(REQUIREMENT): Print the records below exactly as they appear.

(TASK INPUT):
-- begin --

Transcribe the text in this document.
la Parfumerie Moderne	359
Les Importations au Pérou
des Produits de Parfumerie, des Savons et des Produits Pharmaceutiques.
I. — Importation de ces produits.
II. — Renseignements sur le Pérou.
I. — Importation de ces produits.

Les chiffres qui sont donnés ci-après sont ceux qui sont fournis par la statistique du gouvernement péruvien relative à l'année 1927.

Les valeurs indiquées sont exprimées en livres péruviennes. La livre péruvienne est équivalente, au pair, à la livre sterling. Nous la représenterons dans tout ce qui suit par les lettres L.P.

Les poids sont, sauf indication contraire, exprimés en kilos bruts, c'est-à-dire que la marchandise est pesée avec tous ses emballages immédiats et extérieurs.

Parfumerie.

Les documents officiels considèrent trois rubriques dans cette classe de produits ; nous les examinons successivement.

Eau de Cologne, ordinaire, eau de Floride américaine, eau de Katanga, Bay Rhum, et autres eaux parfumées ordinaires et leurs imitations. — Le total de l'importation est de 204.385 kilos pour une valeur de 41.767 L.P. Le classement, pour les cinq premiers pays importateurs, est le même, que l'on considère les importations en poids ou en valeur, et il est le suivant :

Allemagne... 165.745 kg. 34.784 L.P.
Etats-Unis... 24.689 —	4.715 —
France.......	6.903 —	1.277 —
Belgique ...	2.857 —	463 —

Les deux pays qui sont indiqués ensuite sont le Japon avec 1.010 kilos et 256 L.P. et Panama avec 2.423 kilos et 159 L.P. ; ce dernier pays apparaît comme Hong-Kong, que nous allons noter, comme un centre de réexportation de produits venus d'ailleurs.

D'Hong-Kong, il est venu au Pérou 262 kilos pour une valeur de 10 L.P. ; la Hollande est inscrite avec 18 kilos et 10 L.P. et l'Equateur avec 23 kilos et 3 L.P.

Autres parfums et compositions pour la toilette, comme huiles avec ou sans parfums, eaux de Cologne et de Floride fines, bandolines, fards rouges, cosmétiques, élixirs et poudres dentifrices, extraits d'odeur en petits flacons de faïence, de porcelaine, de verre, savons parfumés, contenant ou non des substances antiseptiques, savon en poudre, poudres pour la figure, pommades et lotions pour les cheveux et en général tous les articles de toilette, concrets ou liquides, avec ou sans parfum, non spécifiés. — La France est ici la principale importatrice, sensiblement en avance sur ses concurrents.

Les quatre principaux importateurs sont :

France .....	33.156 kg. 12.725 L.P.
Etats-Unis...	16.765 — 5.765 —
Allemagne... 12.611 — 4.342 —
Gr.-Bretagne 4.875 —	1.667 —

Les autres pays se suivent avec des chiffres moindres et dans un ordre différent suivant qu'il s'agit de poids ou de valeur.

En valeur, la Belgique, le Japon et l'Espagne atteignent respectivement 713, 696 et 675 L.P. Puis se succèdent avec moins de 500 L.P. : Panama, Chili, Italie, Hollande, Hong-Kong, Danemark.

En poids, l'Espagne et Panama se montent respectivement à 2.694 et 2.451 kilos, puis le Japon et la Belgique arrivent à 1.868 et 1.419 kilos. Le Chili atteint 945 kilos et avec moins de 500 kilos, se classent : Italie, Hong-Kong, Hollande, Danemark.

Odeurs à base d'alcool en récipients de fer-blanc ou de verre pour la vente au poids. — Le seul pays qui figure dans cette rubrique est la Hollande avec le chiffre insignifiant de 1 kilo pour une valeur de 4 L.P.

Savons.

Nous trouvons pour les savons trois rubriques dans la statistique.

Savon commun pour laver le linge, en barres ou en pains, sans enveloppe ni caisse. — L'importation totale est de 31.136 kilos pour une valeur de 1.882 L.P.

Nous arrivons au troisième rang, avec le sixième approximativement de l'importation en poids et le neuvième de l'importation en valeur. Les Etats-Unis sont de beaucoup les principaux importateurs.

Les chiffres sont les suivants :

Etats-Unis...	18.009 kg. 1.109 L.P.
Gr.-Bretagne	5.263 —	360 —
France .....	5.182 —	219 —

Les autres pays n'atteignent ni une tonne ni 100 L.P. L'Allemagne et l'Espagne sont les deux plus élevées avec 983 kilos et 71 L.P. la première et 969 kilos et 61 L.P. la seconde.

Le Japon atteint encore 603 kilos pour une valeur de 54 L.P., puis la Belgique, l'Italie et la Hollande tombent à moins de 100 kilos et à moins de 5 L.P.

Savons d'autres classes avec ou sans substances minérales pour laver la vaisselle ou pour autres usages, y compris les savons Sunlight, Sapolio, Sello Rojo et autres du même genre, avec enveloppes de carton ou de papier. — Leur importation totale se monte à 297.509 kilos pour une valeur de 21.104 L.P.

-- end --

(ANSWER BELOW):
Transcribe the text in this document.
la Parfumerie Moderne	359
Les Importations au Pérou
des Produits de Parfumerie, des Savons et des Produits Pharmaceutiques.
I. — Importation de ces produits.
II. — Renseignements sur le Pérou.
I. — Importation de ces produits.

Les chiffres qui sont donnés ci-après sont ceux qui sont fournis par la statistique du gouvernement péruvien relative à l'année 1927.

Les valeurs indiquées sont exprimées en livres péruviennes. La livre péruvienne est équivalente, au pair, à la livre sterling. Nous la représenterons dans tout ce qui suit par les lettres L.P.

Les poids sont, sauf indication contraire, exprimés en kilos bruts, c'est-à-dire que la marchandise est pesée avec tous ses emballages immédiats et extérieurs.

Parfumerie.

Les documents officiels considèrent trois rubriques dans cette classe de produits ; nous les examinons successivement.

Eau de Cologne, ordinaire, eau de Floride américaine, eau de Katanga, Bay Rhum, et autres eaux parfumées ordinaires et leurs imitations. — Le total de l'importation est de 204.385 kilos pour une valeur de 41.767 L.P. Le classement, pour les cinq premiers pays importateurs, est le même, que l'on considère les importations en poids ou en valeur, et il est le suivant :

Allemagne... 165.745 kg. 34.784 L.P.
Etats-Unis... 24.689 —	4.715 —
France.......	6.903 —	1.277 —
Belgique ...	2.857 —	463 —

Les deux pays qui sont indiqués ensuite sont le Japon avec 1.010 kilos et 256 L.P. et Panama avec 2.423 kilos et 159 L.P. ; ce dernier pays apparaît comme Hong-Kong, que nous allons noter, comme un centre de réexportation de produits venus d'ailleurs.

D'Hong-Kong, il est venu au Pérou 262 kilos pour une valeur de 10 L.P. ; la Hollande est inscrite avec 18 kilos et 10 L.P. et l'Equateur avec 23 kilos et 3 L.P.

Autres parfums et compositions pour la toilette, comme huiles avec ou sans parfums, eaux de Cologne et de Floride fines, bandolines, fards rouges, cosmétiques, élixirs et poudres dentifrices, extraits d'odeur en petits flacons de faïence, de porcelaine, de verre, savons parfumés, contenant ou non des substances antiseptiques, savon en poudre, poudres pour la figure, pommades et lotions pour les cheveux et en général tous les articles de toilette, concrets ou liquides, avec ou sans parfum, non spécifiés. — La France est ici la principale importatrice, sensiblement en avance sur ses concurrents.

Les quatre principaux importateurs sont :

France .....	33.156 kg. 12.725 L.P.
Etats-Unis...	16.765 — 5.765 —
Allemagne... 12.611 — 4.342 —
Gr.-Bretagne 4.875 —	1.667 —

Les autres pays se suivent avec des chiffres moindres et dans un ordre différent suivant qu'il s'agit de poids ou de valeur.

En valeur, la Belgique, le Japon et l'Espagne atteignent respectivement 713, 696 et 675 L.P. Puis se succèdent avec moins de 500 L.P. : Panama, Chili, Italie, Hollande, Hong-Kong, Danemark.

En poids, l'Espagne et Panama se montent respectivement à 2.694 et 2.451 kilos, puis le Japon et la Belgique arrivent à 1.868 et 1.419 kilos. Le Chili atteint 945 kilos et avec moins de 500 kilos, se classent : Italie, Hong-Kong, Hollande, Danemark.

Odeurs à base d'alcool en récipients de fer-blanc ou de verre pour la vente au poids. — Le seul pays qui figure dans cette rubrique est la Hollande avec le chiffre insignifiant de 1 kilo pour une valeur de 4 L.P.

Savons.

Nous trouvons pour les savons trois rubriques dans la statistique.

Savon commun pour laver le linge, en barres ou en pains, sans enveloppe ni caisse. — L'importation totale est de 31.136 kilos pour une valeur de 1.882 L.P.

Nous arrivons au troisième rang, avec le sixième approximativement de l'importation en poids et le neuvième de l'importation en valeur. Les Etats-Unis sont de beaucoup les principaux importateurs.

Les chiffres sont les suivants :

Etats-Unis...	18.009 kg. 1.109 L.P.
Gr.-Bretagne	5.263 —	360 —
France .....	5.182 —	219 —

Les autres pays n'atteignent ni une tonne ni 100 L.P. L'Allemagne et l'Espagne sont les deux plus élevées avec 983 kilos et 71 L.P. la première et 969 kilos et 61 L.P. la seconde.

Le Japon atteint encore 603 kilos pour une valeur de 54 L.P., puis la Belgique, l'Italie et la Hollande tombent à moins de 100 kilos et à moins de 5 L.P.

Savons d'autres classes avec ou sans substances minérales pour laver la vaisselle ou pour autres usages, y compris les savons Sunlight, Sapolio, Sello Rojo et autres du même genre, avec enveloppes de carton ou de papier. — Leur importation totale se monte à 297.509 kilos pour une valeur de 21.104 L.P.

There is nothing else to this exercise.